> _Short problem_:
What is the number of lines that include the word "TradingView"? Provide only that figure.

> _Data shown_:
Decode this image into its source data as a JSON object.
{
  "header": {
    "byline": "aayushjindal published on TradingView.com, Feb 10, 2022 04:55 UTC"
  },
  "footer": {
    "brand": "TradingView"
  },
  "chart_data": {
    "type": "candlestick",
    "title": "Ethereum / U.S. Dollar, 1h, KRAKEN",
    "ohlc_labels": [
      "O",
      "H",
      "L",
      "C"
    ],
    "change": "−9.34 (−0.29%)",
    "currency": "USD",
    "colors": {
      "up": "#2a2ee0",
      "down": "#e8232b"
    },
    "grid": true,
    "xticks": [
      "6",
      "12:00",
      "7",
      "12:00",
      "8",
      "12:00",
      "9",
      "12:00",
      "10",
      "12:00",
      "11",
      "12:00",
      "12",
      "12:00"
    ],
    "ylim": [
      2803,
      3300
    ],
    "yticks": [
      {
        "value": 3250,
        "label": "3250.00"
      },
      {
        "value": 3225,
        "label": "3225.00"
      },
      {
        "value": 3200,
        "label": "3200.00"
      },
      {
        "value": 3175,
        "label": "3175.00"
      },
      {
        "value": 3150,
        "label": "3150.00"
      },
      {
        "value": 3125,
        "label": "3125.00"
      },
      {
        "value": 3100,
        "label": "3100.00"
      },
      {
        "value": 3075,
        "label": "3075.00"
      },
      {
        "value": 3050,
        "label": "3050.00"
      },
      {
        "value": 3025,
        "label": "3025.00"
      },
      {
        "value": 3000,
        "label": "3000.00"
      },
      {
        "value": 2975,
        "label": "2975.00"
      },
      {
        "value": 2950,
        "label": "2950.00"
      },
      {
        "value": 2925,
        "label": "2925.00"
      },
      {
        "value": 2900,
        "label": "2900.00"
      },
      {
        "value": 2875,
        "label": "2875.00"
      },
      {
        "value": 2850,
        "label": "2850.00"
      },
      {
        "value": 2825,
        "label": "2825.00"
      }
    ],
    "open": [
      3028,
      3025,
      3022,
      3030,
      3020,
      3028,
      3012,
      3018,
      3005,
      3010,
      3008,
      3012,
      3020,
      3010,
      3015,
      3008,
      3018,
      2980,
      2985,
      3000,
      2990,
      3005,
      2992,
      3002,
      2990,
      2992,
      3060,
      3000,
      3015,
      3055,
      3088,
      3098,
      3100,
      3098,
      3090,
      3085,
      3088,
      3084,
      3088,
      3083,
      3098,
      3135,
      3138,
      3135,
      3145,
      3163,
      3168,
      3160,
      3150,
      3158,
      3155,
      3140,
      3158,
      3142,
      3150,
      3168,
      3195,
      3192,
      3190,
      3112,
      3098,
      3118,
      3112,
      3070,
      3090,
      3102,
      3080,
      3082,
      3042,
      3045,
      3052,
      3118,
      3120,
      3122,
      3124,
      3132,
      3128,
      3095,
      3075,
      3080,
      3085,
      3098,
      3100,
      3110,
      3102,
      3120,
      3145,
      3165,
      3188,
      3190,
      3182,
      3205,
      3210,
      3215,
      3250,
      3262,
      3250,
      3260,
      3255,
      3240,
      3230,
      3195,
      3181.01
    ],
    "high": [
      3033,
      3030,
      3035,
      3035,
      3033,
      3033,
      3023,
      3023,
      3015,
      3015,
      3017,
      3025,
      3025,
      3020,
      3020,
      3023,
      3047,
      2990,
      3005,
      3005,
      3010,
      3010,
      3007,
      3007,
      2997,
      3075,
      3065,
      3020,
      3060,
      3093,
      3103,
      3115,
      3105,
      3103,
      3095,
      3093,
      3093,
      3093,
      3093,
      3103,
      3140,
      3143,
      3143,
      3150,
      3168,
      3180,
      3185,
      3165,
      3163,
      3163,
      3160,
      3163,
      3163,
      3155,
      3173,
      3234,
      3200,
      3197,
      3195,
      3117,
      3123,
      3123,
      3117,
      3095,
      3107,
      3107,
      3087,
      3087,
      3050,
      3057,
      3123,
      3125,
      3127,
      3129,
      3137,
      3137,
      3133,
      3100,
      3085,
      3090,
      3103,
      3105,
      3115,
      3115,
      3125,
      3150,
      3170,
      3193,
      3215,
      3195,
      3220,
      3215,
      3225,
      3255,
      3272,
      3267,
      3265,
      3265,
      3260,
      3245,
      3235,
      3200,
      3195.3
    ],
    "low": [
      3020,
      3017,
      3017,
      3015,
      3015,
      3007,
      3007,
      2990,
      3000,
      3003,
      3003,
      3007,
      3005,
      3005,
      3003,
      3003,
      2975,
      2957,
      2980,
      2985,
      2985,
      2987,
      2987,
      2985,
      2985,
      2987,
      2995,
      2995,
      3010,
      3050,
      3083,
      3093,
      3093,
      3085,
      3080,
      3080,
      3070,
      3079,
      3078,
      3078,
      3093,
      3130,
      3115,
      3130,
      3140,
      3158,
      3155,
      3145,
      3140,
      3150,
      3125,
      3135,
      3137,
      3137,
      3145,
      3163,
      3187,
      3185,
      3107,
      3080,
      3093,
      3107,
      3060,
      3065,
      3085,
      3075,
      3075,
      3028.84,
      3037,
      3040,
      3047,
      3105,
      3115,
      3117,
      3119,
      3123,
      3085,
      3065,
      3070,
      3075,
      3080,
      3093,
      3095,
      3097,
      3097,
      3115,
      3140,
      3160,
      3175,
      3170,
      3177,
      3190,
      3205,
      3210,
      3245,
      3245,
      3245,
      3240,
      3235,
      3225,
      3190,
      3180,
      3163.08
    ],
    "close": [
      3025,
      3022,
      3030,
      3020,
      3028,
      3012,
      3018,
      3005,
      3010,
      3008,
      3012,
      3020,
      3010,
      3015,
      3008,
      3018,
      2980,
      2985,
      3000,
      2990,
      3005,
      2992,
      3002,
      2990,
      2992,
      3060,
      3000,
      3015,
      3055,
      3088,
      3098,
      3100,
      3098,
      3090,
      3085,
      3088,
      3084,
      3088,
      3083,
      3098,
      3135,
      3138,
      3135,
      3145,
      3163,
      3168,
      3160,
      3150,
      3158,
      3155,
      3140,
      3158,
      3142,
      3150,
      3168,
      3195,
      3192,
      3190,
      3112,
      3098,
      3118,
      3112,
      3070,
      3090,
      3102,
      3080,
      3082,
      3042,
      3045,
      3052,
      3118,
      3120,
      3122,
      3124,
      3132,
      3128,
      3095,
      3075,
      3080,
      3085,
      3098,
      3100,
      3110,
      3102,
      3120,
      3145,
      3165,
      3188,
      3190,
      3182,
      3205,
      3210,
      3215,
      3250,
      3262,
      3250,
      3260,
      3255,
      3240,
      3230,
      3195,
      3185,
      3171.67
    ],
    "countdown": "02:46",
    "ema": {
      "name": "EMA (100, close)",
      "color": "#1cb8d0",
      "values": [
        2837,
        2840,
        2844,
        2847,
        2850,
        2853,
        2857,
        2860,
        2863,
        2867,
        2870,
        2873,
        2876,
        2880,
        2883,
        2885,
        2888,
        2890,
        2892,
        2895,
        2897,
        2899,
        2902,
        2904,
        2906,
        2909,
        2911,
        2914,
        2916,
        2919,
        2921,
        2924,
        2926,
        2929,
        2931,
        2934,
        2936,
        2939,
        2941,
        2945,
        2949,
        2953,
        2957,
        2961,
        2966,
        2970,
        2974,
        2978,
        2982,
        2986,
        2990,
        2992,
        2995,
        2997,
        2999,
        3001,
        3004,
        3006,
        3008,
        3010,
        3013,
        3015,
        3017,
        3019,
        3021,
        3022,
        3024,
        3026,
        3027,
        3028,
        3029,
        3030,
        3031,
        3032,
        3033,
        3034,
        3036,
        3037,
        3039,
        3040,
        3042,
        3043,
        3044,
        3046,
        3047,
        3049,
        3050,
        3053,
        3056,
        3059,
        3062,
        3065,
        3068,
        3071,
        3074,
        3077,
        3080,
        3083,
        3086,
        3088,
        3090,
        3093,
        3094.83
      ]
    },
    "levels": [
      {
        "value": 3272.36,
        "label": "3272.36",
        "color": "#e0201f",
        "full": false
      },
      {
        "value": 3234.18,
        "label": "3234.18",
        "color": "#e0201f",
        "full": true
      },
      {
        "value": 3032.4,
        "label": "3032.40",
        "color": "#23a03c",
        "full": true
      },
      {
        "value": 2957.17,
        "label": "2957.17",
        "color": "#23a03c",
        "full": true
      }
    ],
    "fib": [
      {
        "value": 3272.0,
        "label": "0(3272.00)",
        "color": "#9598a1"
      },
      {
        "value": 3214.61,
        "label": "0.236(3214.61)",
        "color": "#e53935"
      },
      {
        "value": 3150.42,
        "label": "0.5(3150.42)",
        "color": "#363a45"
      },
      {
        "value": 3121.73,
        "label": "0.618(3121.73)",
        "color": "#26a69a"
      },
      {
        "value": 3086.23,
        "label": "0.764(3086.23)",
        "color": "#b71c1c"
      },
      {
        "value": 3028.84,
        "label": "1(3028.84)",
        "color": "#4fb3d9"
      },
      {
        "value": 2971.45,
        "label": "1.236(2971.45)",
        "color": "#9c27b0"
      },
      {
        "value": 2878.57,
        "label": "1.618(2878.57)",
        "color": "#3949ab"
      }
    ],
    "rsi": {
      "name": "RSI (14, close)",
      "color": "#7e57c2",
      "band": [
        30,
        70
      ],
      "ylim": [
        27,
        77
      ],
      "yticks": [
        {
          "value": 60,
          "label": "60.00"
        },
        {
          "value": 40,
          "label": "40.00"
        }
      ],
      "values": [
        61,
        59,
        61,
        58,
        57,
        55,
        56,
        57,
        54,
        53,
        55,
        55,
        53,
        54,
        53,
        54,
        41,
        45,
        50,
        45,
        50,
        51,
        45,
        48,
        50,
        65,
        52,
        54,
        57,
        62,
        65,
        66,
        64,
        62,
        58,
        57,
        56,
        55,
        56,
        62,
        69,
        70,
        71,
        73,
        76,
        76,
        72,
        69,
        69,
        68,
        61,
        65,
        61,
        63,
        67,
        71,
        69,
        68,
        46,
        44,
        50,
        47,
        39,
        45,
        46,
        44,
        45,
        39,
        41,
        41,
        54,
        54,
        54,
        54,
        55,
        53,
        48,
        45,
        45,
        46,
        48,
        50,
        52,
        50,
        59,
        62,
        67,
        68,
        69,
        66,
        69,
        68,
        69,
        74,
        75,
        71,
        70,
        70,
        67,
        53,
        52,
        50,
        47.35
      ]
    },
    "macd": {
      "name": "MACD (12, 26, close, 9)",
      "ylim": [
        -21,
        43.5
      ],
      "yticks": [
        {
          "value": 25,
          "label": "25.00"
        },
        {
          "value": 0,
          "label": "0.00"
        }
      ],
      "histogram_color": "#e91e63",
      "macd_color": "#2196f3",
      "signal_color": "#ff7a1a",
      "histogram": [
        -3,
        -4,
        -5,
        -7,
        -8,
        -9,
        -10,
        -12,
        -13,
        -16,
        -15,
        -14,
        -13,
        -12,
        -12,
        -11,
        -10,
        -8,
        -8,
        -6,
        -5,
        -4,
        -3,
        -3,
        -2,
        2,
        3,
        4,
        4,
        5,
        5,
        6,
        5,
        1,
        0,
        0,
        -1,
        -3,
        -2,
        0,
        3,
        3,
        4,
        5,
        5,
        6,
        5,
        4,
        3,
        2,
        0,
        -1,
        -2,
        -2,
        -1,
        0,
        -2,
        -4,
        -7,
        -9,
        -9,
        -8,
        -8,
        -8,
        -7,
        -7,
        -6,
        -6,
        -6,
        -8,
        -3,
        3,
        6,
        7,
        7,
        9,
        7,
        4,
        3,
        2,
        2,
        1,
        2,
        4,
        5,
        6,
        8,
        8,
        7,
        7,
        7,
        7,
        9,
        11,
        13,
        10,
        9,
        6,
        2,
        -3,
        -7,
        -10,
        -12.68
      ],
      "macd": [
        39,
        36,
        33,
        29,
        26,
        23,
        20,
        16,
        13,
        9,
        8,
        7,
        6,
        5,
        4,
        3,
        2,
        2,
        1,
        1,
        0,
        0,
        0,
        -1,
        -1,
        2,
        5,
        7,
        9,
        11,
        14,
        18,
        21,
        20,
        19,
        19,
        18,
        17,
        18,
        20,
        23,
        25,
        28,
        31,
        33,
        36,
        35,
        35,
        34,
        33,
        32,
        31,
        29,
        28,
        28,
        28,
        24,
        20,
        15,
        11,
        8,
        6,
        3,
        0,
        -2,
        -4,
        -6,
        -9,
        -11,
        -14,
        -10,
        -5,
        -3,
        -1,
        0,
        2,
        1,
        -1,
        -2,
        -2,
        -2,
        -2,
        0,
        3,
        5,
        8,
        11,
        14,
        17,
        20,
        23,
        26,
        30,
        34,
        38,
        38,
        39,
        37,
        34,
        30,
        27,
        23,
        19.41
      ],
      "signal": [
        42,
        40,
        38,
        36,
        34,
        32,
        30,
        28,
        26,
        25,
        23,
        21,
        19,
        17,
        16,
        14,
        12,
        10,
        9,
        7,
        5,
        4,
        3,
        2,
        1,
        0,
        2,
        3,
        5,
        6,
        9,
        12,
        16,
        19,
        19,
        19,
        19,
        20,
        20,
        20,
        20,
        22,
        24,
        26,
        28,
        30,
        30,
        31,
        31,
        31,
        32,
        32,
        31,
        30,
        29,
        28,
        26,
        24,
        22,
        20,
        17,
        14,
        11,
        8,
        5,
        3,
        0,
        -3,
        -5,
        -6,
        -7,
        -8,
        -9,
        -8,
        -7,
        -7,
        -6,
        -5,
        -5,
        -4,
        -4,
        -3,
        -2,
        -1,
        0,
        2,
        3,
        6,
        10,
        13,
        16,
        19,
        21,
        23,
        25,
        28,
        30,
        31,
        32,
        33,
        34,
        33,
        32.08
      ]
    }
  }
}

> _Output for this task_:
2